▸ Provided material
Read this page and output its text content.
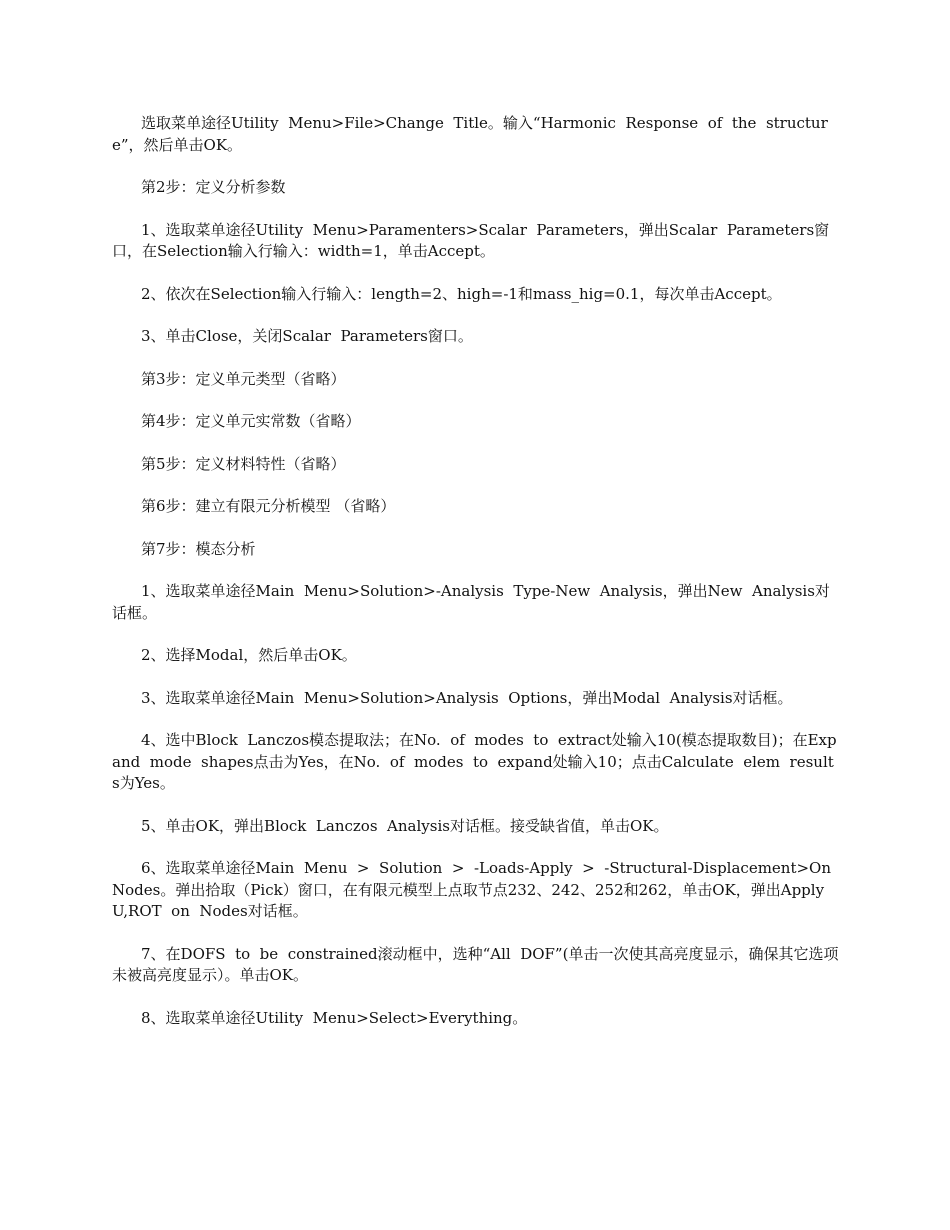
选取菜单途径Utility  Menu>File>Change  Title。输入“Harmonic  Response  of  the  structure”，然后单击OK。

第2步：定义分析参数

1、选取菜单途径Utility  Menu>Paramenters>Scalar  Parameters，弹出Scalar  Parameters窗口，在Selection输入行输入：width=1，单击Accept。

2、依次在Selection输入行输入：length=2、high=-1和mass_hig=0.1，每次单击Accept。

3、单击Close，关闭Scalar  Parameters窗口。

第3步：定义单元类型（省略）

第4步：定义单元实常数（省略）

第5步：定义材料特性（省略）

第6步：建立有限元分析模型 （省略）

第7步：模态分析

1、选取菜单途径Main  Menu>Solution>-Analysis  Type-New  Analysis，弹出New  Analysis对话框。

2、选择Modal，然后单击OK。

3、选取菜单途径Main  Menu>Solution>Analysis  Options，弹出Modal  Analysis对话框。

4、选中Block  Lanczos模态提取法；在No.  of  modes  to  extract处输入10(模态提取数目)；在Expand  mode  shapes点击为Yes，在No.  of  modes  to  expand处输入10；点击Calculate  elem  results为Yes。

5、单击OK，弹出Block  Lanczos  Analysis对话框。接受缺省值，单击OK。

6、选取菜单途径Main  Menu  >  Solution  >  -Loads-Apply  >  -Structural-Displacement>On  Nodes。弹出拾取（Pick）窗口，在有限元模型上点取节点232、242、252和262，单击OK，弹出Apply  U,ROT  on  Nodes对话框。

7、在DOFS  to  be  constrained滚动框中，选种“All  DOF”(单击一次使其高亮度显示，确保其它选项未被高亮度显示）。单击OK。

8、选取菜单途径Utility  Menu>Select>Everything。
* * *
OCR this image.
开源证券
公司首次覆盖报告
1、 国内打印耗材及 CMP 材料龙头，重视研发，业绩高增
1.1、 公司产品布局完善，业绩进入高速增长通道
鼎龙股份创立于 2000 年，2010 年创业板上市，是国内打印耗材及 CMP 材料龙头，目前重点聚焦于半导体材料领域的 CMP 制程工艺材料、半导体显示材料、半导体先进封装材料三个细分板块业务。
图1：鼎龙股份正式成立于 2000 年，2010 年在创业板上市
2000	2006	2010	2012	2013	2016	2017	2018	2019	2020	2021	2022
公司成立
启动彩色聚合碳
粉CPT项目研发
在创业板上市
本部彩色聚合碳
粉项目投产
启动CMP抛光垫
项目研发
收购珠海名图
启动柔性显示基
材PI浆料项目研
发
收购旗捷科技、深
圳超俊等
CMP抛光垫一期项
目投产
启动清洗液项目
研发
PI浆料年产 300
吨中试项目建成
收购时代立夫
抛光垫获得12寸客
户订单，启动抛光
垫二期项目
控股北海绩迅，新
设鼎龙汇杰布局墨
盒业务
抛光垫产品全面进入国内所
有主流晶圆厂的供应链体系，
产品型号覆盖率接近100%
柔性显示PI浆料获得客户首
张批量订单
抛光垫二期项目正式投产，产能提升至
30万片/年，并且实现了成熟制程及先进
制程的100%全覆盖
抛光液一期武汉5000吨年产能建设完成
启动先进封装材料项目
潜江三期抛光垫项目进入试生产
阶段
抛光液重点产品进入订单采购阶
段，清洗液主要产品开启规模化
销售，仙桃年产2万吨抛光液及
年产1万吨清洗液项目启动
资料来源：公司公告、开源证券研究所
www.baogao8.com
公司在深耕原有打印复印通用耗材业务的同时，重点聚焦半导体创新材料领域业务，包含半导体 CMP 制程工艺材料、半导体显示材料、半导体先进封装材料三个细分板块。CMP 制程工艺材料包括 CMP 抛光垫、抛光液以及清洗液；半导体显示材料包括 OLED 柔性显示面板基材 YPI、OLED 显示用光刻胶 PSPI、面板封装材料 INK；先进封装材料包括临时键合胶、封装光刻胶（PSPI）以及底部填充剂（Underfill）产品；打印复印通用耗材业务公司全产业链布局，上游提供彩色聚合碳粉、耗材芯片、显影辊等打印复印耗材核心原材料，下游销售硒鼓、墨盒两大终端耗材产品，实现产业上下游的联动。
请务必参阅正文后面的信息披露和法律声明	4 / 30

▸ Set task
Extract from the data every line where "选取菜单途径Utility" shows up.

▸ Finished task
选取菜单途径Utility  Menu>File>Change  Title。输入“Harmonic  Response  of  the  structure”，然后单击OK。
1、选取菜单途径Utility  Menu>Paramenters>Scalar  Parameters，弹出Scalar  Parameters窗口，在Selection输入行输入：width=1，单击Accept。
8、选取菜单途径Utility  Menu>Select>Everything。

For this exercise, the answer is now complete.